SUPPLIED RECORDS:
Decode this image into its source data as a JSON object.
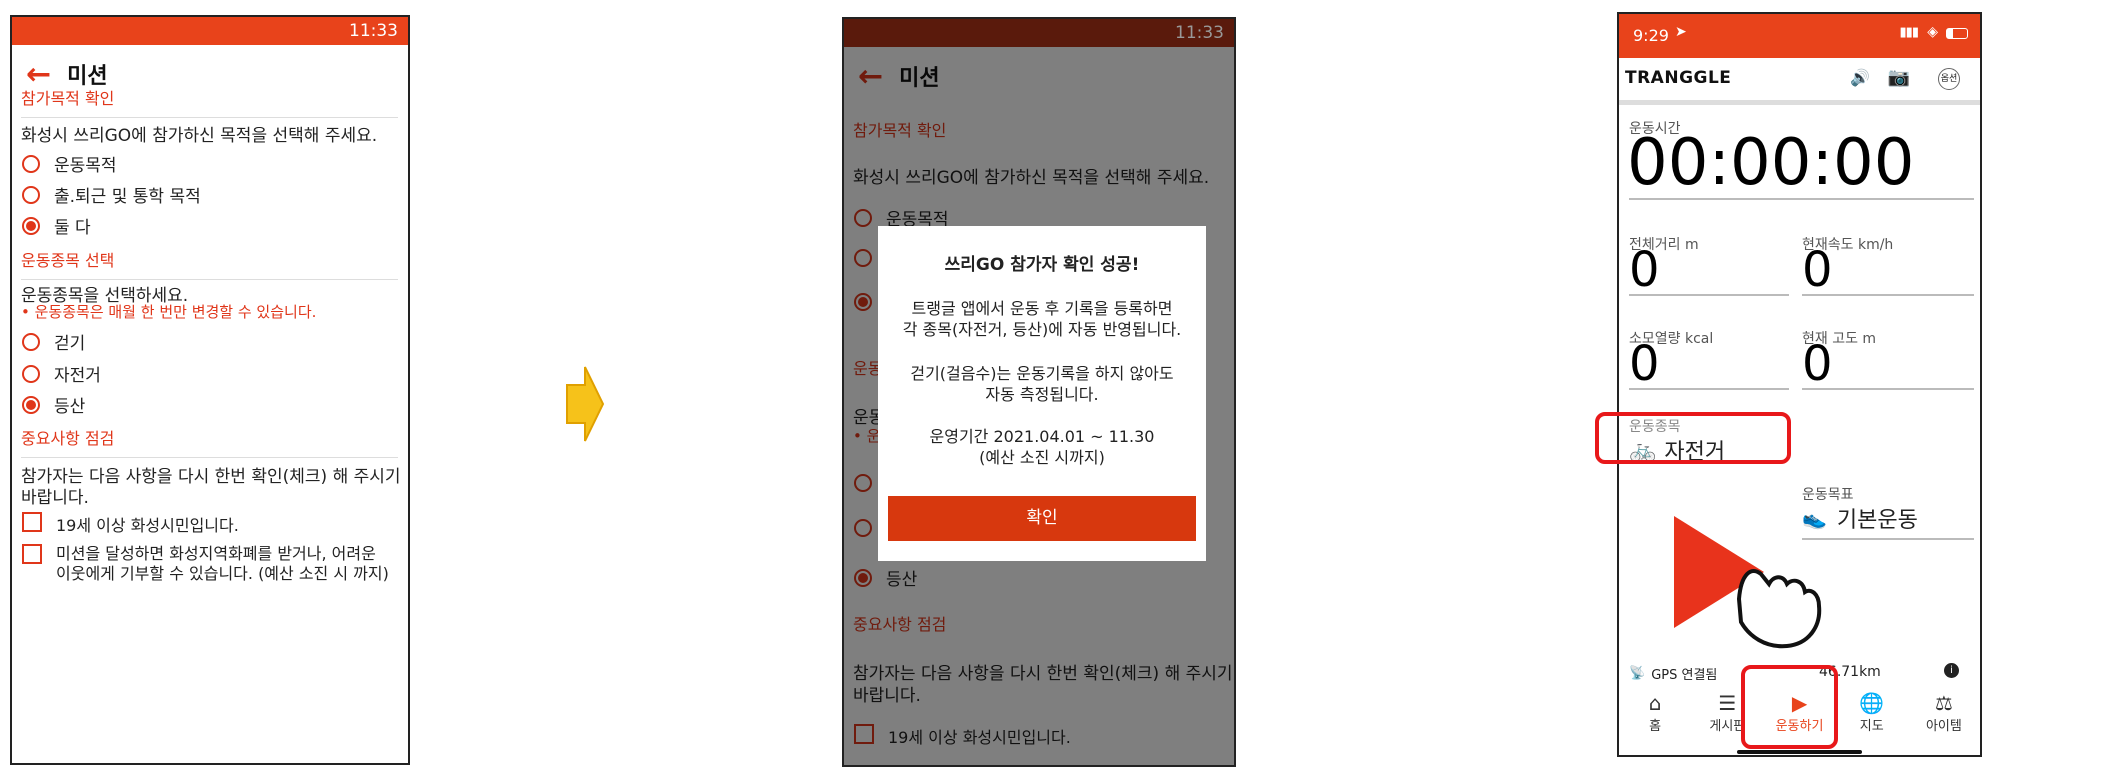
{
  "screen1": {
    "time": "11:33",
    "title": "미션",
    "sec_purpose": "참가목적 확인",
    "purpose_prompt": "화성시 쓰리GO에 참가하신 목적을 선택해 주세요.",
    "purpose_options": [
      "운동목적",
      "출.퇴근 및 통학 목적",
      "둘 다"
    ],
    "sec_sport": "운동종목 선택",
    "sport_prompt": "운동종목을 선택하세요.",
    "sport_warning": "• 운동종목은 매월 한 번만 변경할 수 있습니다.",
    "sport_options": [
      "걷기",
      "자전거",
      "등산"
    ],
    "sec_check": "중요사항 점검",
    "check_prompt_1": "참가자는 다음 사항을 다시 한번 확인(체크) 해 주시기",
    "check_prompt_2": "바랍니다.",
    "check_items": [
      {
        "l1": "19세 이상 화성시민입니다.",
        "l2": ""
      },
      {
        "l1": "미션을 달성하면 화성지역화폐를 받거나, 어려운",
        "l2": "이웃에게 기부할 수 있습니다. (예산 소진 시 까지)"
      }
    ]
  },
  "screen2": {
    "time": "11:33",
    "title": "미션",
    "bg_sec_purpose": "참가목적 확인",
    "bg_purpose_prompt": "화성시 쓰리GO에 참가하신 목적을 선택해 주세요.",
    "bg_option_hint": "운동목적",
    "bg_sec_sport_partial": "운동",
    "bg_sport_prompt_partial": "운동",
    "bg_warning_partial": "• 운",
    "bg_sport_last": "등산",
    "bg_sec_check": "중요사항 점검",
    "bg_check_prompt_1": "참가자는 다음 사항을 다시 한번 확인(체크) 해 주시기",
    "bg_check_prompt_2": "바랍니다.",
    "bg_check_item": "19세 이상 화성시민입니다.",
    "dialog": {
      "title": "쓰리GO 참가자 확인 성공!",
      "p1_l1": "트랭글 앱에서 운동 후 기록을 등록하면",
      "p1_l2": "각 종목(자전거, 등산)에 자동 반영됩니다.",
      "p2_l1": "걷기(걸음수)는 운동기록을 하지 않아도",
      "p2_l2": "자동 측정됩니다.",
      "p3_l1": "운영기간 2021.04.01 ~ 11.30",
      "p3_l2": "(예산 소진 시까지)",
      "ok": "확인"
    }
  },
  "screen3": {
    "time": "9:29",
    "brand": "TRANGGLE",
    "option_label": "옵션",
    "time_label": "운동시간",
    "time_value": "00:00:00",
    "distance_label": "전체거리 m",
    "distance_value": "0",
    "speed_label": "현재속도 km/h",
    "speed_value": "0",
    "calorie_label": "소모열량 kcal",
    "calorie_value": "0",
    "altitude_label": "현재 고도 m",
    "altitude_value": "0",
    "sport_label": "운동종목",
    "sport_value": "자전거",
    "goal_label": "운동목표",
    "goal_value": "기본운동",
    "gps_status": "GPS 연결됨",
    "gps_distance": "46.71km",
    "tabs": [
      "홈",
      "게시판",
      "운동하기",
      "지도",
      "아이템"
    ],
    "highlight_color": "#e8181a",
    "accent_color": "#e8431b"
  }
}
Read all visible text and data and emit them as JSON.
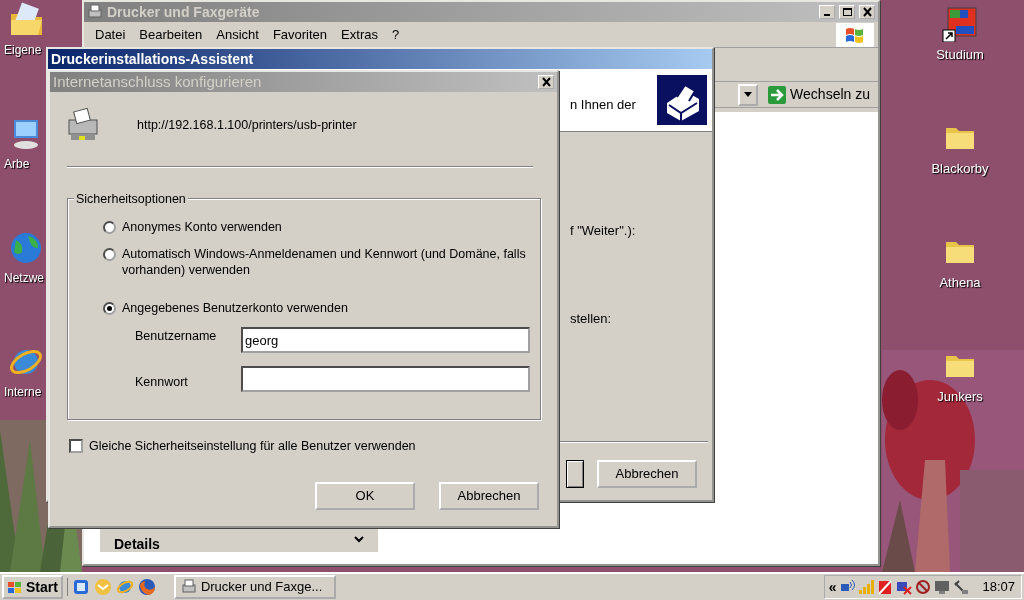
{
  "desktop": {
    "icons_left": [
      {
        "label": "Eigene",
        "kind": "docfolder"
      },
      {
        "label": "Arbe",
        "kind": "computer"
      },
      {
        "label": "Netzwe",
        "kind": "globe"
      },
      {
        "label": "Interne",
        "kind": "browser"
      }
    ],
    "icons_right": [
      {
        "label": "Studium",
        "kind": "shortcut"
      },
      {
        "label": "Blackorby",
        "kind": "folder"
      },
      {
        "label": "Athena",
        "kind": "folder"
      },
      {
        "label": "Junkers",
        "kind": "folder"
      }
    ]
  },
  "explorer": {
    "title": "Drucker und Faxgeräte",
    "menu": [
      "Datei",
      "Bearbeiten",
      "Ansicht",
      "Favoriten",
      "Extras",
      "?"
    ],
    "go_button": "Wechseln zu",
    "panel_title": "Details"
  },
  "wizard": {
    "title": "Druckerinstallations-Assistent",
    "header_text": "n Ihnen der",
    "body_texts": [
      "f \"Weiter\".):",
      "stellen:"
    ],
    "cancel_button": "Abbrechen"
  },
  "dialog": {
    "title": "Internetanschluss konfigurieren",
    "url": "http://192.168.1.100/printers/usb-printer",
    "group": {
      "title": "Sicherheitsoptionen",
      "options": [
        {
          "label": "Anonymes Konto verwenden",
          "selected": false
        },
        {
          "label": "Automatisch Windows-Anmeldenamen und Kennwort (und Domäne, falls vorhanden) verwenden",
          "selected": false
        },
        {
          "label": "Angegebenes Benutzerkonto verwenden",
          "selected": true
        }
      ],
      "fields": [
        {
          "label": "Benutzername",
          "value": "georg"
        },
        {
          "label": "Kennwort"
        }
      ]
    },
    "checkbox": {
      "label": "Gleiche Sicherheitseinstellung für alle Benutzer verwenden",
      "checked": false
    },
    "buttons": [
      "OK",
      "Abbrechen"
    ]
  },
  "taskbar": {
    "start": "Start",
    "tasks": [
      {
        "label": "Drucker und Faxge...",
        "selected": false
      }
    ],
    "tray_toggle": "«",
    "clock": "18:07"
  }
}
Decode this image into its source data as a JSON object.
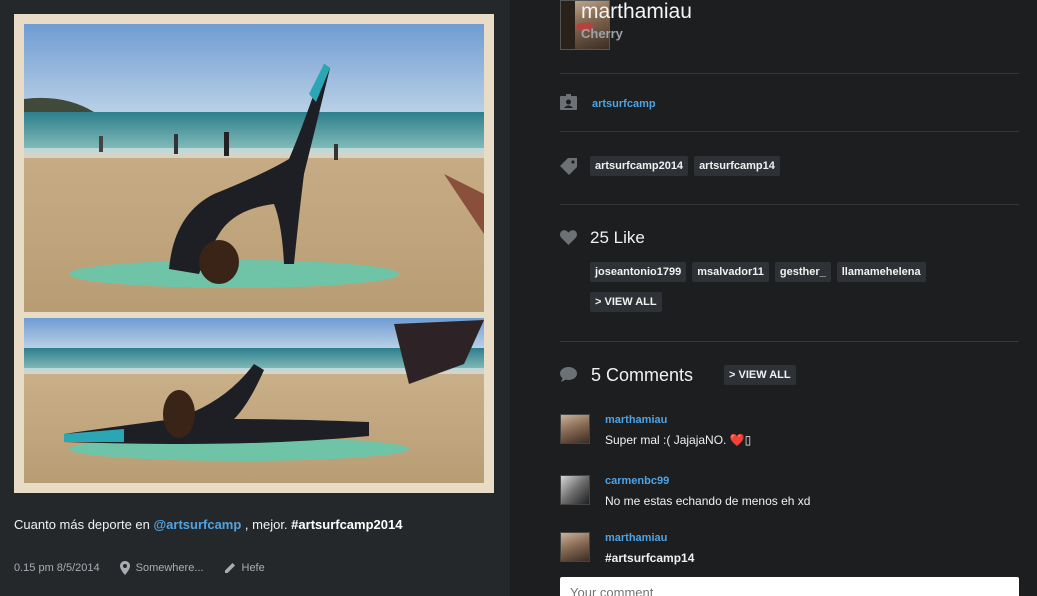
{
  "post": {
    "caption": {
      "prefix": "Cuanto más deporte en ",
      "mention": "@artsurfcamp",
      "middle": " , mejor. ",
      "hashtag": "#artsurfcamp2014"
    },
    "time": "0.15 pm 8/5/2014",
    "location": "Somewhere...",
    "filter": "Hefe"
  },
  "user": {
    "username": "marthamiau",
    "full_name": "Cherry"
  },
  "tagged_user": "artsurfcamp",
  "tags": [
    "artsurfcamp2014",
    "artsurfcamp14"
  ],
  "likes": {
    "count_label": "25 Like",
    "users": [
      "joseantonio1799",
      "msalvador11",
      "gesther_",
      "llamamehelena"
    ],
    "view_all": "> VIEW ALL"
  },
  "comments": {
    "count_label": "5 Comments",
    "view_all": "> VIEW ALL",
    "items": [
      {
        "user": "marthamiau",
        "text": "Super mal :( JajajaNO. ",
        "emoji": "❤️",
        "trail": "▯"
      },
      {
        "user": "carmenbc99",
        "text": "No me estas echando de menos eh xd"
      },
      {
        "user": "marthamiau",
        "text": "#artsurfcamp14"
      }
    ],
    "input_placeholder": "Your comment"
  },
  "colors": {
    "accent": "#4fa3e3",
    "left_panel_bg": "#25282b",
    "right_panel_bg": "#1c1e20",
    "pill_bg": "#2e3236"
  }
}
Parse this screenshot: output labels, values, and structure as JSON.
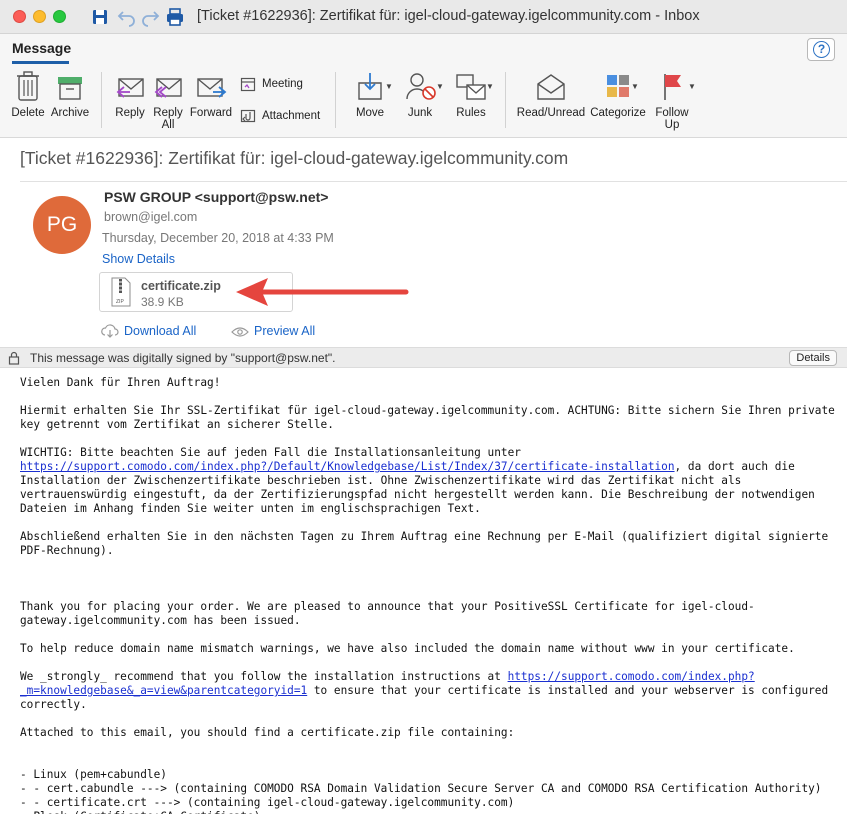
{
  "window": {
    "title": "[Ticket #1622936]: Zertifikat für: igel-cloud-gateway.igelcommunity.com - Inbox"
  },
  "ribbon": {
    "active_tab": "Message",
    "help_symbol": "?"
  },
  "toolbar": {
    "delete": "Delete",
    "archive": "Archive",
    "reply": "Reply",
    "reply_all_1": "Reply",
    "reply_all_2": "All",
    "forward": "Forward",
    "meeting": "Meeting",
    "attachment": "Attachment",
    "move": "Move",
    "junk": "Junk",
    "rules": "Rules",
    "read_unread": "Read/Unread",
    "categorize": "Categorize",
    "follow_up_1": "Follow",
    "follow_up_2": "Up"
  },
  "message": {
    "subject": "[Ticket #1622936]: Zertifikat für: igel-cloud-gateway.igelcommunity.com",
    "avatar_initials": "PG",
    "sender": "PSW GROUP <support@psw.net>",
    "recipient": "brown@igel.com",
    "datetime": "Thursday, December 20, 2018 at 4:33 PM",
    "show_details": "Show Details",
    "attachment": {
      "name": "certificate.zip",
      "size": "38.9 KB"
    },
    "download_all": "Download All",
    "preview_all": "Preview All",
    "signature_text": "This message was digitally signed by \"support@psw.net\".",
    "details_button": "Details"
  },
  "body": {
    "p1": "Vielen Dank für Ihren Auftrag!",
    "p2": "Hiermit erhalten Sie Ihr SSL-Zertifikat für igel-cloud-gateway.igelcommunity.com. ACHTUNG: Bitte sichern Sie Ihren private\nkey getrennt vom Zertifikat an sicherer Stelle.",
    "p3a": "WICHTIG: Bitte beachten Sie auf jeden Fall die Installationsanleitung unter",
    "link1": "https://support.comodo.com/index.php?/Default/Knowledgebase/List/Index/37/certificate-installation",
    "p3b": ", da dort auch die",
    "p3c": "Installation der Zwischenzertifikate beschrieben ist. Ohne Zwischenzertifikate wird das Zertifikat nicht als\nvertrauenswürdig eingestuft, da der Zertifizierungspfad nicht hergestellt werden kann. Die Beschreibung der notwendigen\nDateien im Anhang finden Sie weiter unten im englischsprachigen Text.",
    "p4": "Abschließend erhalten Sie in den nächsten Tagen zu Ihrem Auftrag eine Rechnung per E-Mail (qualifiziert digital signierte\nPDF-Rechnung).",
    "p5": "Thank you for placing your order. We are pleased to announce that your PositiveSSL Certificate for igel-cloud-\ngateway.igelcommunity.com has been issued.",
    "p6": "To help reduce domain name mismatch warnings, we have also included the domain name without www in your certificate.",
    "p7a": "We _strongly_ recommend that you follow the installation instructions at ",
    "link2a": "https://support.comodo.com/index.php?",
    "link2b": "_m=knowledgebase&_a=view&parentcategoryid=1",
    "p7b": " to ensure that your certificate is installed and your webserver is configured",
    "p7c": "correctly.",
    "p8": "Attached to this email, you should find a certificate.zip file containing:",
    "p9": "- Linux (pem+cabundle)\n- - cert.cabundle ---> (containing COMODO RSA Domain Validation Secure Server CA and COMODO RSA Certification Authority)\n- - certificate.crt ---> (containing igel-cloud-gateway.igelcommunity.com)\n- Plesk (Certificate+CA-Certificate)"
  },
  "colors": {
    "avatar": "#df6a3a",
    "link": "#1a64c7",
    "arrow": "#e5453e",
    "tab_underline": "#1e5fa8"
  }
}
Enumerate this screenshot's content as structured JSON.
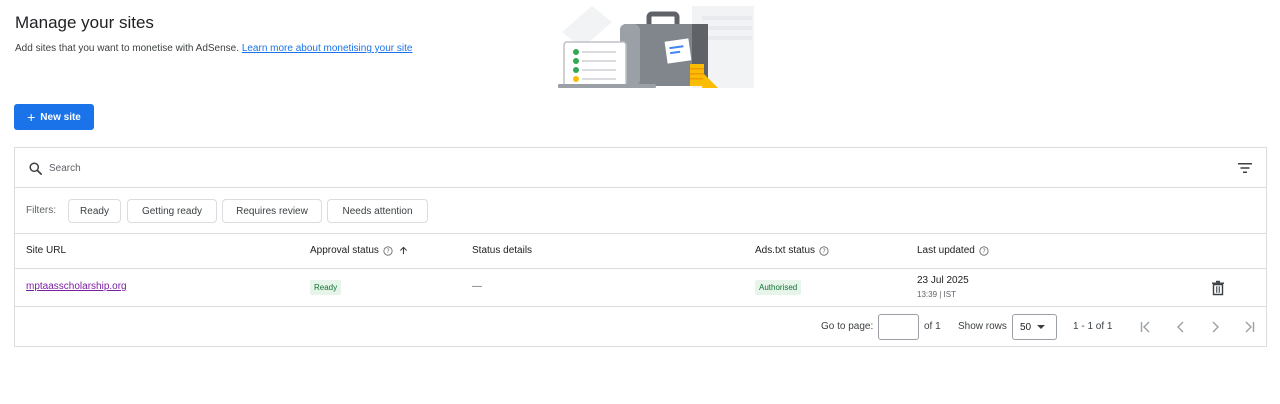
{
  "header": {
    "title": "Manage your sites",
    "subtitle": "Add sites that you want to monetise with AdSense.",
    "learn_more": "Learn more about monetising your site"
  },
  "new_site_button": {
    "icon": "+",
    "label": "New site"
  },
  "search": {
    "placeholder": "Search"
  },
  "filters": {
    "label": "Filters:",
    "chips": [
      "Ready",
      "Getting ready",
      "Requires review",
      "Needs attention"
    ]
  },
  "table": {
    "columns": [
      "Site URL",
      "Approval status",
      "Status details",
      "Ads.txt status",
      "Last updated"
    ],
    "rows": [
      {
        "site_url": "mptaasscholarship.org",
        "approval_status": "Ready",
        "status_details": "—",
        "ads_txt_status": "Authorised",
        "last_updated_date": "23 Jul 2025",
        "last_updated_time": "13:39 | IST"
      }
    ]
  },
  "pagination": {
    "go_to_page": "Go to page:",
    "of_pages": "of 1",
    "show_rows": "Show rows",
    "rows_value": "50",
    "range": "1 - 1 of 1"
  },
  "colors": {
    "primary": "#1a73e8",
    "visited_link": "#7b1fa2",
    "badge_bg": "#e6f4ea",
    "badge_text": "#137333",
    "border": "#dadce0"
  }
}
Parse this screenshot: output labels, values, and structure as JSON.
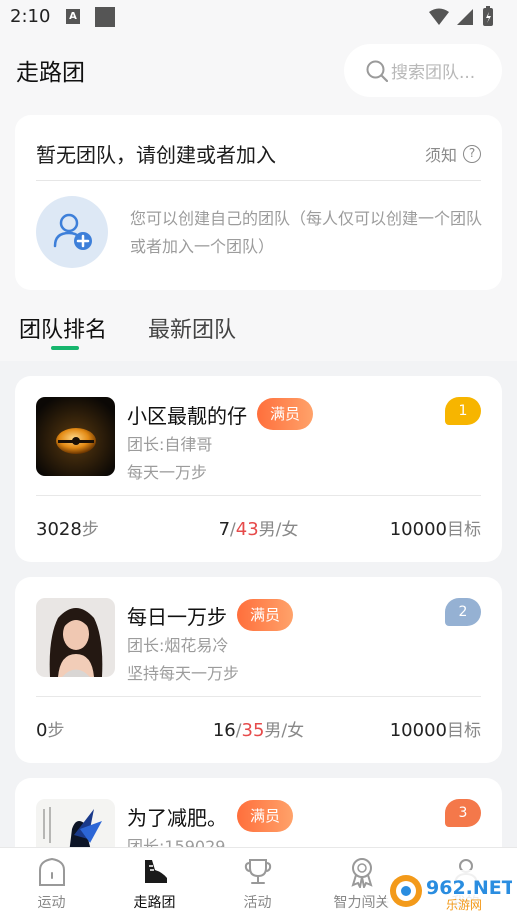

EXERCISE DIRECTIONS:
Count each line where the string "kind" occurs, and write only the number.

CORRECT RESPONSE:
8